(PROMPT):
Look at the entries below and reproduce them exactly.

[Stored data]
----

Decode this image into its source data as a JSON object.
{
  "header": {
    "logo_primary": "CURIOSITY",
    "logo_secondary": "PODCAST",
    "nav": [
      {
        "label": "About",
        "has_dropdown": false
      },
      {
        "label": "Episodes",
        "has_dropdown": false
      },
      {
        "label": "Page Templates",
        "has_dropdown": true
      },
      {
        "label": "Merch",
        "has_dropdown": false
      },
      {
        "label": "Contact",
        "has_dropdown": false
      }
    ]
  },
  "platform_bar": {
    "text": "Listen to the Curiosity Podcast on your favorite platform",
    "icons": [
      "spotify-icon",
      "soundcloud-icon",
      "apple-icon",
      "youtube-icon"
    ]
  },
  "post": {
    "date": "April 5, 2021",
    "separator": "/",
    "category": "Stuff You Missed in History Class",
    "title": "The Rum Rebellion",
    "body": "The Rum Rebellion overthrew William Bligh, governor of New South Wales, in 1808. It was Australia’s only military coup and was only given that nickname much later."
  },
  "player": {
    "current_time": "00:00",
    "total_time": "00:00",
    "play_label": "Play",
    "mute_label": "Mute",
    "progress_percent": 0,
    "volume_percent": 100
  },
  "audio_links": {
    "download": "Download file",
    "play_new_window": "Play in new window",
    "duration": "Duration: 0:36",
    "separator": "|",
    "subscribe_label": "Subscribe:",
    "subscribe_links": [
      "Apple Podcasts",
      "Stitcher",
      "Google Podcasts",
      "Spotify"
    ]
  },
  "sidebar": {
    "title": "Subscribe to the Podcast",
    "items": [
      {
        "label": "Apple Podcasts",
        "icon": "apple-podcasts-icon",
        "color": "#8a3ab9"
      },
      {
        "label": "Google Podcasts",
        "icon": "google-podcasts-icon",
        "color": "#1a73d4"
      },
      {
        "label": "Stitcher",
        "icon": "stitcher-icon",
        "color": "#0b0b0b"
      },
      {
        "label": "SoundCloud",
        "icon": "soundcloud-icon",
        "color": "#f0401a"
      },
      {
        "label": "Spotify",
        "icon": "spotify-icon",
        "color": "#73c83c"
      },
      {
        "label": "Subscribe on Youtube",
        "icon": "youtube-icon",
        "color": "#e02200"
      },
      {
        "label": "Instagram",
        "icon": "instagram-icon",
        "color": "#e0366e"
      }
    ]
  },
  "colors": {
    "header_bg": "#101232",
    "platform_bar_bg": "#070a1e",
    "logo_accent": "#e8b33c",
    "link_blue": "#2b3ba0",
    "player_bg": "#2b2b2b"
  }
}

----

(RESPONSE FOR THIS EXERCISE):
Decode this image into its source data as a JSON object.
{
  "header": {
    "logo_primary": "CURIOSITY",
    "logo_secondary": "PODCAST",
    "nav": [
      {
        "label": "About",
        "has_dropdown": false
      },
      {
        "label": "Episodes",
        "has_dropdown": false
      },
      {
        "label": "Page Templates",
        "has_dropdown": true
      },
      {
        "label": "Merch",
        "has_dropdown": false
      },
      {
        "label": "Contact",
        "has_dropdown": false
      }
    ]
  },
  "platform_bar": {
    "text": "Listen to the Curiosity Podcast on your favorite platform",
    "icons": [
      "spotify-icon",
      "soundcloud-icon",
      "apple-icon",
      "youtube-icon"
    ]
  },
  "post": {
    "date": "April 5, 2021",
    "separator": "/",
    "category": "Stuff You Missed in History Class",
    "title": "The Rum Rebellion",
    "body": "The Rum Rebellion overthrew William Bligh, governor of New South Wales, in 1808. It was Australia’s only military coup and was only given that nickname much later."
  },
  "player": {
    "current_time": "00:00",
    "total_time": "00:00",
    "play_label": "Play",
    "mute_label": "Mute",
    "progress_percent": 0,
    "volume_percent": 100
  },
  "audio_links": {
    "download": "Download file",
    "play_new_window": "Play in new window",
    "duration": "Duration: 0:36",
    "separator": "|",
    "subscribe_label": "Subscribe:",
    "subscribe_links": [
      "Apple Podcasts",
      "Stitcher",
      "Google Podcasts",
      "Spotify"
    ]
  },
  "sidebar": {
    "title": "Subscribe to the Podcast",
    "items": [
      {
        "label": "Apple Podcasts",
        "icon": "apple-podcasts-icon",
        "color": "#8a3ab9"
      },
      {
        "label": "Google Podcasts",
        "icon": "google-podcasts-icon",
        "color": "#1a73d4"
      },
      {
        "label": "Stitcher",
        "icon": "stitcher-icon",
        "color": "#0b0b0b"
      },
      {
        "label": "SoundCloud",
        "icon": "soundcloud-icon",
        "color": "#f0401a"
      },
      {
        "label": "Spotify",
        "icon": "spotify-icon",
        "color": "#73c83c"
      },
      {
        "label": "Subscribe on Youtube",
        "icon": "youtube-icon",
        "color": "#e02200"
      },
      {
        "label": "Instagram",
        "icon": "instagram-icon",
        "color": "#e0366e"
      }
    ]
  },
  "colors": {
    "header_bg": "#101232",
    "platform_bar_bg": "#070a1e",
    "logo_accent": "#e8b33c",
    "link_blue": "#2b3ba0",
    "player_bg": "#2b2b2b"
  }
}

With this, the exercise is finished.